AIM:
Exactly reproduce the lines that follow.

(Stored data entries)
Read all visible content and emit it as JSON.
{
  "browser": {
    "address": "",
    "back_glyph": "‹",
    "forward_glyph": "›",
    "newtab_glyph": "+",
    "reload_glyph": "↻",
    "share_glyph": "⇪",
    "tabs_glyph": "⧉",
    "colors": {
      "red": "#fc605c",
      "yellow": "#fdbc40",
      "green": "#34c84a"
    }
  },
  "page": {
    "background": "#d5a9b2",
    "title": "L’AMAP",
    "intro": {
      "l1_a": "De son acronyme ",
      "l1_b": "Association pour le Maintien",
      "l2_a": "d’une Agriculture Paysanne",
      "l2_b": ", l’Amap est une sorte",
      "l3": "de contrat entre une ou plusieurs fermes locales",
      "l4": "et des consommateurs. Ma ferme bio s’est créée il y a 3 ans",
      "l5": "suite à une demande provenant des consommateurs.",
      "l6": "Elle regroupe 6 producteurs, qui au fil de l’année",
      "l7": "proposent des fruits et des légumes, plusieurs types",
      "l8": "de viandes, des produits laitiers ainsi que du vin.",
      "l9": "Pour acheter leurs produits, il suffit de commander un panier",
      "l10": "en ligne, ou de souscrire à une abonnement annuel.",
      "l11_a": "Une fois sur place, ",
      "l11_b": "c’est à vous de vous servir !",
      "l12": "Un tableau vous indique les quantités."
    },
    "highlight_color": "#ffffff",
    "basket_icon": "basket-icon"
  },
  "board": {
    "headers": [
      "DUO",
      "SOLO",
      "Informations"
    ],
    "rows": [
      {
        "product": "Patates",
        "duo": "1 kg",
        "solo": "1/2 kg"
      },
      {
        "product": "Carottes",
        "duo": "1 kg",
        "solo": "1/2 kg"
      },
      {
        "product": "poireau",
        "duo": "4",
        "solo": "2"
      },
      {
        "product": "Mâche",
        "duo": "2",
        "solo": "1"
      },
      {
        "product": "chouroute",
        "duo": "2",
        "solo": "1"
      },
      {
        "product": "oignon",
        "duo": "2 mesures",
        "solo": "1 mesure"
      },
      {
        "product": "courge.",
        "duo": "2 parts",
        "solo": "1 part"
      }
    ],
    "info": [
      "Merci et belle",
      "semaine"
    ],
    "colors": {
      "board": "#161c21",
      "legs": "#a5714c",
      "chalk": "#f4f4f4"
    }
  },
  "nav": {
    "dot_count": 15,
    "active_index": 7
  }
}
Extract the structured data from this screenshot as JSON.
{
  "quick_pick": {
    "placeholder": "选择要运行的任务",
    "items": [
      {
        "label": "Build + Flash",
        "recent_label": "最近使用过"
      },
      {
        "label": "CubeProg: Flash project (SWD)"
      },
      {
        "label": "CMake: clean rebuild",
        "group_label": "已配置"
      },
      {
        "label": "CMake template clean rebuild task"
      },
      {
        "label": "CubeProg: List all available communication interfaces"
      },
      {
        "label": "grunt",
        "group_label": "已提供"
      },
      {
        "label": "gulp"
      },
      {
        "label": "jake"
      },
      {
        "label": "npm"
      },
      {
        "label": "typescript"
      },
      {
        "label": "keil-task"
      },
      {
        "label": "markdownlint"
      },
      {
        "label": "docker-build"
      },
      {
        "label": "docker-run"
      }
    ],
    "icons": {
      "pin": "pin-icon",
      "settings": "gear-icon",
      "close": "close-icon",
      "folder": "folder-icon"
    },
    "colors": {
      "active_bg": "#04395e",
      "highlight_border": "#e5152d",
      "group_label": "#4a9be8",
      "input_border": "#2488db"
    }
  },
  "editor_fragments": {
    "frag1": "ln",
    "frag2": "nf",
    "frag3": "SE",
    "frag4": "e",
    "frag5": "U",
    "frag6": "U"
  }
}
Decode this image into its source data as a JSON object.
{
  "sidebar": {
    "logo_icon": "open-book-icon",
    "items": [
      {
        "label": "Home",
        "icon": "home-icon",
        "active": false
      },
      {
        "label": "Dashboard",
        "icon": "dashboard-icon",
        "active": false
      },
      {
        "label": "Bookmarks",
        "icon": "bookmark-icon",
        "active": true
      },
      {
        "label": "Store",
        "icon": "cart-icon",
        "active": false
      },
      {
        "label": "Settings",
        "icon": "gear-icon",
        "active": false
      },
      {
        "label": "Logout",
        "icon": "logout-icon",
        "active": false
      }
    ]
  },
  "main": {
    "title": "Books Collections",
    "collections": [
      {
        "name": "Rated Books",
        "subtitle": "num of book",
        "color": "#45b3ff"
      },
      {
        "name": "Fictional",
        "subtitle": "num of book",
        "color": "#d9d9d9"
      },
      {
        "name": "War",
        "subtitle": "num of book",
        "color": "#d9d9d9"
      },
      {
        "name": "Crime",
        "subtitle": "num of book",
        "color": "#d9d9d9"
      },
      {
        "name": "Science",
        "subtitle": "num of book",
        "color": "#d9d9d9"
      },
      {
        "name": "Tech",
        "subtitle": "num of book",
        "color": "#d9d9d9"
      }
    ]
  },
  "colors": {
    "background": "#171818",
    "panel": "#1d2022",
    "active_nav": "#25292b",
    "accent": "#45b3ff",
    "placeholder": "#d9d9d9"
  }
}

THE OUTPUT:
Read all visible content and emit it as JSON.
{
  "browser": {
    "address": "",
    "back_glyph": "‹",
    "forward_glyph": "›",
    "newtab_glyph": "+",
    "reload_glyph": "↻",
    "share_glyph": "⇪",
    "tabs_glyph": "⧉",
    "colors": {
      "red": "#fc605c",
      "yellow": "#fdbc40",
      "green": "#34c84a"
    }
  },
  "page": {
    "background": "#d5a9b2",
    "title": "L’AMAP",
    "intro": {
      "l1_a": "De son acronyme ",
      "l1_b": "Association pour le Maintien",
      "l2_a": "d’une Agriculture Paysanne",
      "l2_b": ", l’Amap est une sorte",
      "l3": "de contrat entre une ou plusieurs fermes locales",
      "l4": "et des consommateurs. Ma ferme bio s’est créée il y a 3 ans",
      "l5": "suite à une demande provenant des consommateurs.",
      "l6": "Elle regroupe 6 producteurs, qui au fil de l’année",
      "l7": "proposent des fruits et des légumes, plusieurs types",
      "l8": "de viandes, des produits laitiers ainsi que du vin.",
      "l9": "Pour acheter leurs produits, il suffit de commander un panier",
      "l10": "en ligne, ou de souscrire à une abonnement annuel.",
      "l11_a": "Une fois sur place, ",
      "l11_b": "c’est à vous de vous servir !",
      "l12": "Un tableau vous indique les quantités."
    },
    "highlight_color": "#ffffff",
    "basket_icon": "basket-icon"
  },
  "board": {
    "headers": [
      "DUO",
      "SOLO",
      "Informations"
    ],
    "rows": [
      {
        "product": "Patates",
        "duo": "1 kg",
        "solo": "1/2 kg"
      },
      {
        "product": "Carottes",
        "duo": "1 kg",
        "solo": "1/2 kg"
      },
      {
        "product": "poireau",
        "duo": "4",
        "solo": "2"
      },
      {
        "product": "Mâche",
        "duo": "2",
        "solo": "1"
      },
      {
        "product": "chouroute",
        "duo": "2",
        "solo": "1"
      },
      {
        "product": "oignon",
        "duo": "2 mesures",
        "solo": "1 mesure"
      },
      {
        "product": "courge.",
        "duo": "2 parts",
        "solo": "1 part"
      }
    ],
    "info": [
      "Merci et belle",
      "semaine"
    ],
    "colors": {
      "board": "#161c21",
      "legs": "#a5714c",
      "chalk": "#f4f4f4"
    }
  },
  "nav": {
    "dot_count": 15,
    "active_index": 7
  }
}
Extract the structured data from this screenshot as JSON.
{
  "quick_pick": {
    "placeholder": "选择要运行的任务",
    "items": [
      {
        "label": "Build + Flash",
        "recent_label": "最近使用过"
      },
      {
        "label": "CubeProg: Flash project (SWD)"
      },
      {
        "label": "CMake: clean rebuild",
        "group_label": "已配置"
      },
      {
        "label": "CMake template clean rebuild task"
      },
      {
        "label": "CubeProg: List all available communication interfaces"
      },
      {
        "label": "grunt",
        "group_label": "已提供"
      },
      {
        "label": "gulp"
      },
      {
        "label": "jake"
      },
      {
        "label": "npm"
      },
      {
        "label": "typescript"
      },
      {
        "label": "keil-task"
      },
      {
        "label": "markdownlint"
      },
      {
        "label": "docker-build"
      },
      {
        "label": "docker-run"
      }
    ],
    "icons": {
      "pin": "pin-icon",
      "settings": "gear-icon",
      "close": "close-icon",
      "folder": "folder-icon"
    },
    "colors": {
      "active_bg": "#04395e",
      "highlight_border": "#e5152d",
      "group_label": "#4a9be8",
      "input_border": "#2488db"
    }
  },
  "editor_fragments": {
    "frag1": "ln",
    "frag2": "nf",
    "frag3": "SE",
    "frag4": "e",
    "frag5": "U",
    "frag6": "U"
  }
}
Decode this image into its source data as a JSON object.
{
  "sidebar": {
    "logo_icon": "open-book-icon",
    "items": [
      {
        "label": "Home",
        "icon": "home-icon",
        "active": false
      },
      {
        "label": "Dashboard",
        "icon": "dashboard-icon",
        "active": false
      },
      {
        "label": "Bookmarks",
        "icon": "bookmark-icon",
        "active": true
      },
      {
        "label": "Store",
        "icon": "cart-icon",
        "active": false
      },
      {
        "label": "Settings",
        "icon": "gear-icon",
        "active": false
      },
      {
        "label": "Logout",
        "icon": "logout-icon",
        "active": false
      }
    ]
  },
  "main": {
    "title": "Books Collections",
    "collections": [
      {
        "name": "Rated Books",
        "subtitle": "num of book",
        "color": "#45b3ff"
      },
      {
        "name": "Fictional",
        "subtitle": "num of book",
        "color": "#d9d9d9"
      },
      {
        "name": "War",
        "subtitle": "num of book",
        "color": "#d9d9d9"
      },
      {
        "name": "Crime",
        "subtitle": "num of book",
        "color": "#d9d9d9"
      },
      {
        "name": "Science",
        "subtitle": "num of book",
        "color": "#d9d9d9"
      },
      {
        "name": "Tech",
        "subtitle": "num of book",
        "color": "#d9d9d9"
      }
    ]
  },
  "colors": {
    "background": "#171818",
    "panel": "#1d2022",
    "active_nav": "#25292b",
    "accent": "#45b3ff",
    "placeholder": "#d9d9d9"
  }
}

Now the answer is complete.